**Aim:** The records are to be restated in their entirety, word for word.

**Records supplied:**
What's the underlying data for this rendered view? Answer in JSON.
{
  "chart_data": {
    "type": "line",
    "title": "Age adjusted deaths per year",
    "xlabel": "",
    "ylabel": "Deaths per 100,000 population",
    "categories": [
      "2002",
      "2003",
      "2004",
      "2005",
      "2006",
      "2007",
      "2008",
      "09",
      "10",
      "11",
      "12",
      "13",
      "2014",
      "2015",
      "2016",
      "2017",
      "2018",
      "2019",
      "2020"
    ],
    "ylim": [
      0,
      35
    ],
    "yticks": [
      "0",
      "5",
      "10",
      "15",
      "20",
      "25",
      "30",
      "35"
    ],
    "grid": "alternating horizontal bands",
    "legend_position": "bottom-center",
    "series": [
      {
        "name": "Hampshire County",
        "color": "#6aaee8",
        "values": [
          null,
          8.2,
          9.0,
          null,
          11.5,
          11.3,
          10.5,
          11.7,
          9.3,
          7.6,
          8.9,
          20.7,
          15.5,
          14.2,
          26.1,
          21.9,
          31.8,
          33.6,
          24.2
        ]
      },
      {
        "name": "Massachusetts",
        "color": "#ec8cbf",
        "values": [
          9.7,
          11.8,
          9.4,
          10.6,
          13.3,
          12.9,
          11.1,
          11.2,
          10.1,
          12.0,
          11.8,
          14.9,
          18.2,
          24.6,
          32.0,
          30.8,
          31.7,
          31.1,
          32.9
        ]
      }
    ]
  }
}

**Output of the task:**
What's the underlying data for this rendered view? Answer in JSON.
{
  "chart_data": {
    "type": "line",
    "title": "Age adjusted deaths per year",
    "xlabel": "",
    "ylabel": "Deaths per 100,000 population",
    "categories": [
      "2002",
      "2003",
      "2004",
      "2005",
      "2006",
      "2007",
      "2008",
      "09",
      "10",
      "11",
      "12",
      "13",
      "2014",
      "2015",
      "2016",
      "2017",
      "2018",
      "2019",
      "2020"
    ],
    "ylim": [
      0,
      35
    ],
    "yticks": [
      "0",
      "5",
      "10",
      "15",
      "20",
      "25",
      "30",
      "35"
    ],
    "grid": "alternating horizontal bands",
    "legend_position": "bottom-center",
    "series": [
      {
        "name": "Hampshire County",
        "color": "#6aaee8",
        "values": [
          null,
          8.2,
          9.0,
          null,
          11.5,
          11.3,
          10.5,
          11.7,
          9.3,
          7.6,
          8.9,
          20.7,
          15.5,
          14.2,
          26.1,
          21.9,
          31.8,
          33.6,
          24.2
        ]
      },
      {
        "name": "Massachusetts",
        "color": "#ec8cbf",
        "values": [
          9.7,
          11.8,
          9.4,
          10.6,
          13.3,
          12.9,
          11.1,
          11.2,
          10.1,
          12.0,
          11.8,
          14.9,
          18.2,
          24.6,
          32.0,
          30.8,
          31.7,
          31.1,
          32.9
        ]
      }
    ]
  }
}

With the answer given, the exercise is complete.